**TASK**
Put every line of the rows below into a Markdown table with two columns, Line for its number and Text for the line. Skip blank lines and leave the pictures out.

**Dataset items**
+---+

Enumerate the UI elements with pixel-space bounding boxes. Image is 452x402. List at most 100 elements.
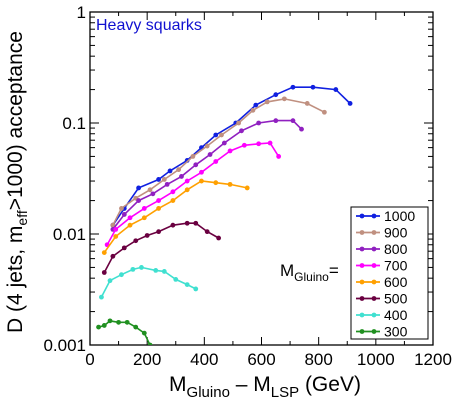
data-point [119,272,124,278]
legend-label: 800 [384,241,408,257]
data-point [107,278,113,284]
legend-label: 900 [384,225,408,241]
data-point [241,142,247,148]
y-axis-title-tail: >1000) acceptance [4,31,27,210]
data-point [141,215,147,221]
legend-swatch-point [371,246,377,252]
data-point [227,181,233,187]
data-point [167,168,173,174]
data-point [127,215,133,221]
legend-title-suffix: = [329,261,339,280]
x-tick-label: 1000 [357,350,395,369]
data-point [213,132,219,138]
legend-entry-400: 400 [356,307,408,323]
data-point [133,324,139,330]
data-point [273,118,279,124]
data-point [147,187,153,193]
data-point [150,191,156,197]
data-point [236,120,242,126]
legend-swatch-point [359,263,365,268]
legend-swatch-point [371,213,377,219]
annotation: Heavy squarks [96,17,202,34]
legend-swatch-point [359,213,365,219]
data-point [219,132,224,138]
data-point [156,198,162,203]
data-point [119,206,124,211]
data-point [207,152,213,157]
data-point [264,99,270,105]
legend-swatch-point [371,329,377,334]
legend-box [350,206,429,340]
data-point [281,96,287,102]
data-point [199,178,204,184]
data-point [153,267,159,273]
data-point [333,87,339,92]
x-axis-title: MGluino – MLSP (GeV) [169,373,361,401]
data-point [213,159,219,164]
y-tick-label: 0.001 [43,336,86,355]
data-point [190,154,196,159]
data-point [184,282,190,288]
data-point [99,294,104,300]
data-point [179,174,184,179]
series-1000 [110,84,353,228]
data-point [121,212,127,217]
legend-label: 300 [384,324,408,340]
legend-title: MGluino= [280,261,339,284]
x-axis-title-sub1: Gluino [187,384,230,401]
data-point [267,140,273,146]
data-point [321,109,327,115]
data-point [136,198,141,203]
legend-swatch-point [359,312,365,318]
series-500 [101,220,222,275]
data-point [110,222,116,228]
x-tick-label: 800 [304,350,332,369]
data-point [110,253,116,259]
series-300 [96,318,153,345]
data-point [253,102,259,108]
x-axis-title-mid: – M [230,373,271,396]
data-point [173,276,179,282]
plot-area: 0 200 400 600 800 1000 1200 0.001 0.01 0.1 1 [43,3,451,369]
data-point [204,143,210,149]
legend-swatch-point [359,279,365,285]
x-tick-label: 1200 [414,350,452,369]
legend-swatch-point [371,296,377,301]
legend-swatch-point [371,263,377,268]
data-point [184,220,190,226]
data-point [161,177,167,182]
data-point [113,234,119,239]
data-point [141,330,147,336]
legend-title-sub: Gluino [294,270,329,284]
x-tick-label: 0 [85,350,94,369]
legend-swatch-point [371,279,377,285]
data-point [290,118,296,124]
data-point [139,265,144,270]
series-line [103,180,248,254]
legend-entry-300: 300 [356,324,408,340]
legend-label: 600 [384,274,408,290]
data-point [256,141,262,147]
series-900 [110,96,327,228]
data-point [121,245,127,251]
data-point [290,84,296,90]
series-600 [101,178,250,255]
legend-label: 400 [384,307,408,323]
data-point [204,229,210,235]
data-point [199,169,204,175]
series-layer [96,84,353,345]
y-tick-label: 1 [77,3,86,22]
data-point [156,206,162,211]
data-point [347,101,353,106]
legend-entry-500: 500 [356,291,408,307]
data-point [213,180,219,186]
y-axis-title-sub: eff [14,210,30,225]
data-point [304,101,310,106]
data-point [130,266,136,272]
data-point [216,235,222,241]
data-point [161,269,167,274]
data-point [244,185,250,191]
data-point [101,270,107,275]
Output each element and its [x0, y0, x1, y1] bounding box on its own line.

+---+

**CORRECT OUTPUT**
| Line | Text |
|---|---|
| 1 | Enumerate the UI elements with pixel-space bounding boxes. Image is 452x402. List at most 100 elements. |
| 2 | data-point [119,272,124,278] |
| 3 | legend-label: 800 [384,241,408,257] |
| 4 | data-point [107,278,113,284] |
| 5 | legend-label: 900 [384,225,408,241] |
| 6 | data-point [241,142,247,148] |
| 7 | y-axis-title-tail: >1000) acceptance [4,31,27,210] |
| 8 | data-point [141,215,147,221] |
| 9 | legend-swatch-point [371,246,377,252] |
| 10 | data-point [227,181,233,187] |
| 11 | data-point [167,168,173,174] |
| 12 | data-point [127,215,133,221] |
| 13 | legend-title-suffix: = [329,261,339,280] |
| 14 | x-tick-label: 1000 [357,350,395,369] |
| 15 | data-point [213,132,219,138] |
| 16 | legend-entry-400: 400 [356,307,408,323] |
| 17 | data-point [133,324,139,330] |
| 18 | data-point [273,118,279,124] |
| 19 | data-point [147,187,153,193] |
| 20 | data-point [150,191,156,197] |
| 21 | data-point [236,120,242,126] |
| 22 | legend-swatch-point [359,263,365,268] |
| 23 | legend-swatch-point [371,213,377,219] |
| 24 | annotation: Heavy squarks [96,17,202,34] |
| 25 | legend-swatch-point [359,213,365,219] |
| 26 | data-point [219,132,224,138] |
| 27 | data-point [156,198,162,203] |
| 28 | data-point [119,206,124,211] |
| 29 | data-point [207,152,213,157] |
| 30 | data-point [264,99,270,105] |
| 31 | legend-swatch-point [371,329,377,334] |
| 32 | legend-box [350,206,429,340] |
| 33 | data-point [281,96,287,102] |
| 34 | data-point [199,178,204,184] |
| 35 | data-point [153,267,159,273] |
| 36 | data-point [333,87,339,92] |
| 37 | x-axis-title: MGluino – MLSP (GeV) [169,373,361,401] |
| 38 | data-point [213,159,219,164] |
| 39 | y-tick-label: 0.001 [43,336,86,355] |
| 40 | data-point [190,154,196,159] |
| 41 | data-point [184,282,190,288] |
| 42 | data-point [99,294,104,300] |
| 43 | data-point [179,174,184,179] |
| 44 | series-1000 [110,84,353,228] |
| 45 | data-point [121,212,127,217] |
| 46 | legend-label: 300 [384,324,408,340] |
| 47 | legend-title: MGluino= [280,261,339,284] |
| 48 | x-axis-title-sub1: Gluino [187,384,230,401] |
| 49 | data-point [267,140,273,146] |
| 50 | data-point [321,109,327,115] |
| 51 | data-point [136,198,141,203] |
| 52 | legend-swatch-point [359,312,365,318] |
| 53 | series-500 [101,220,222,275] |
| 54 | data-point [110,222,116,228] |
| 55 | x-tick-label: 800 [304,350,332,369] |
| 56 | data-point [110,253,116,259] |
| 57 | series-300 [96,318,153,345] |
| 58 | data-point [253,102,259,108] |
| 59 | x-axis-title-mid: – M [230,373,271,396] |
| 60 | data-point [173,276,179,282] |
| 61 | plot-area: 0 200 400 600 800 1000 1200 0.001 0.01 0.1 1 [43,3,451,369] |
| 62 | data-point [204,143,210,149] |
| 63 | legend-swatch-point [359,279,365,285] |
| 64 | x-tick-label: 1200 [414,350,452,369] |
| 65 | legend-swatch-point [371,296,377,301] |
| 66 | legend-swatch-point [371,263,377,268] |
| 67 | data-point [184,220,190,226] |
| 68 | data-point [161,177,167,182] |
| 69 | data-point [113,234,119,239] |
| 70 | data-point [141,330,147,336] |
| 71 | legend-title-sub: Gluino [294,270,329,284] |
| 72 | x-tick-label: 0 [85,350,94,369] |
| 73 | legend-swatch-point [371,279,377,285] |
| 74 | data-point [290,118,296,124] |
| 75 | data-point [139,265,144,270] |
| 76 | series-line [103,180,248,254] |
| 77 | legend-entry-300: 300 [356,324,408,340] |
| 78 | legend-label: 600 [384,274,408,290] |
| 79 | data-point [256,141,262,147] |
| 80 | series-900 [110,96,327,228] |
| 81 | data-point [121,245,127,251] |
| 82 | data-point [290,84,296,90] |
| 83 | series-600 [101,178,250,255] |
| 84 | legend-label: 400 [384,307,408,323] |
| 85 | data-point [204,229,210,235] |
| 86 | data-point [199,169,204,175] |
| 87 | series-layer [96,84,353,345] |
| 88 | y-tick-label: 1 [77,3,86,22] |
| 89 | data-point [156,206,162,211] |
| 90 | data-point [347,101,353,106] |
| 91 | legend-entry-500: 500 [356,291,408,307] |
| 92 | data-point [213,180,219,186] |
| 93 | y-axis-title-sub: eff [14,210,30,225] |
| 94 | data-point [304,101,310,106] |
| 95 | data-point [130,266,136,272] |
| 96 | data-point [216,235,222,241] |
| 97 | data-point [161,269,167,274] |
| 98 | data-point [244,185,250,191] |
| 99 | data-point [101,270,107,275] |
| 100 | Output each element and its [x0, y0, x1, y1] bounding box on its own line. |